* **Problem to solve**
Using the material below, work out how many lines contain the word "企业法人分立". Reply with the number and nothing more.

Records
------

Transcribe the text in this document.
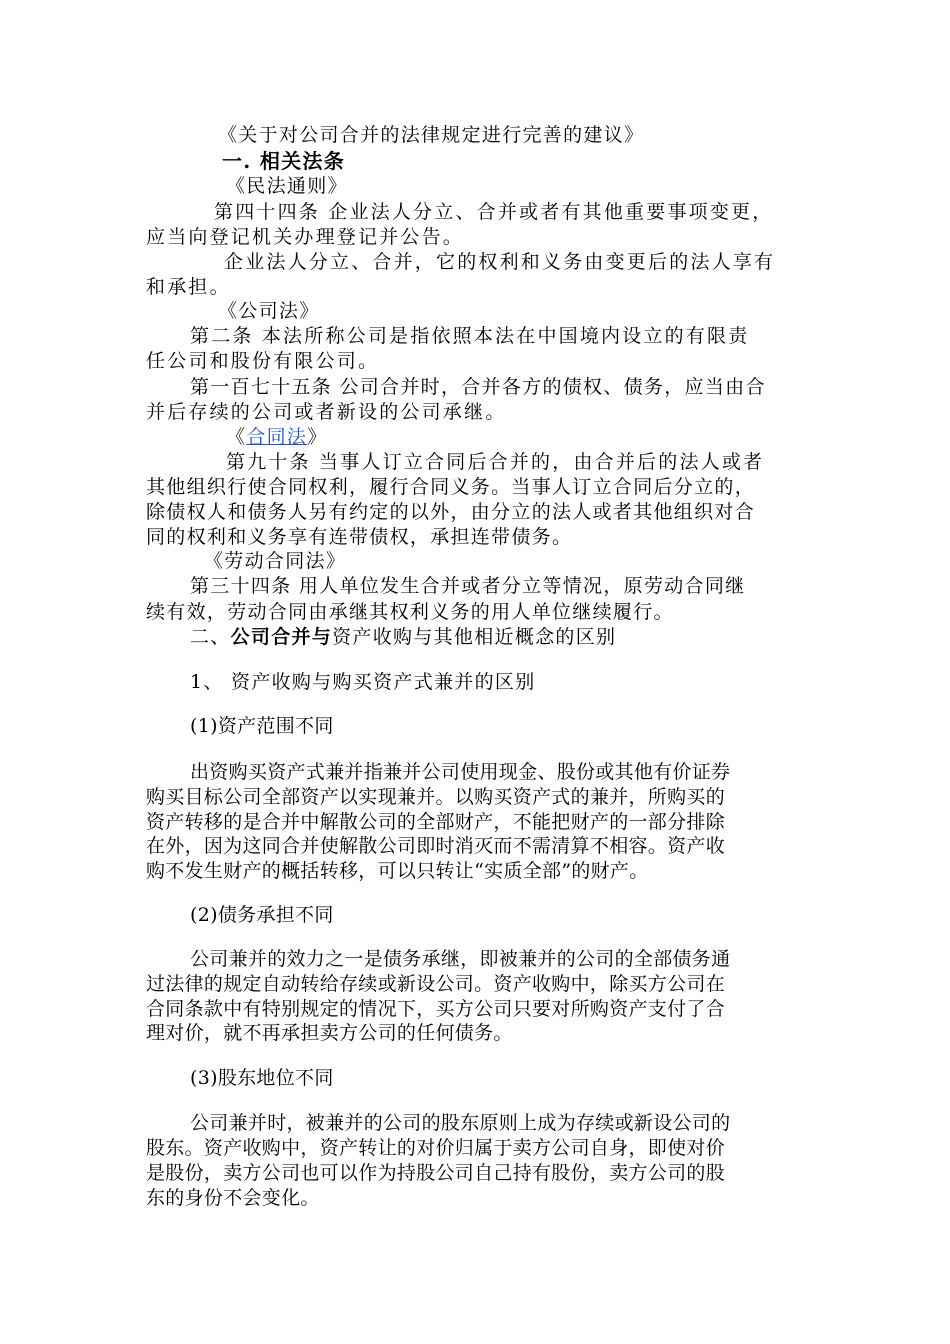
《关于对公司合并的法律规定进行完善的建议》
一. 相关法条
《民法通则》
第四十四条 企业法人分立、合并或者有其他重要事项变更，
应当向登记机关办理登记并公告。
企业法人分立、合并，它的权利和义务由变更后的法人享有
和承担。
《公司法》
第二条 本法所称公司是指依照本法在中国境内设立的有限责
任公司和股份有限公司。
第一百七十五条 公司合并时，合并各方的债权、债务，应当由合
并后存续的公司或者新设的公司承继。
《合同法》
第九十条 当事人订立合同后合并的，由合并后的法人或者
其他组织行使合同权利，履行合同义务。当事人订立合同后分立的，
除债权人和债务人另有约定的以外，由分立的法人或者其他组织对合
同的权利和义务享有连带债权，承担连带债务。
《劳动合同法》
第三十四条 用人单位发生合并或者分立等情况，原劳动合同继
续有效，劳动合同由承继其权利义务的用人单位继续履行。
二、公司合并与资产收购与其他相近概念的区别
1、 资产收购与购买资产式兼并的区别
(1)资产范围不同
出资购买资产式兼并指兼并公司使用现金、股份或其他有价证券
购买目标公司全部资产以实现兼并。以购买资产式的兼并，所购买的
资产转移的是合并中解散公司的全部财产，不能把财产的一部分排除
在外，因为这同合并使解散公司即时消灭而不需清算不相容。资产收
购不发生财产的概括转移，可以只转让“实质全部”的财产。
(2)债务承担不同
公司兼并的效力之一是债务承继，即被兼并的公司的全部债务通
过法律的规定自动转给存续或新设公司。资产收购中，除买方公司在
合同条款中有特别规定的情况下，买方公司只要对所购资产支付了合
理对价，就不再承担卖方公司的任何债务。
(3)股东地位不同
公司兼并时，被兼并的公司的股东原则上成为存续或新设公司的
股东。资产收购中，资产转让的对价归属于卖方公司自身，即使对价
是股份，卖方公司也可以作为持股公司自己持有股份，卖方公司的股
东的身份不会变化。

------

* **Full solution**
2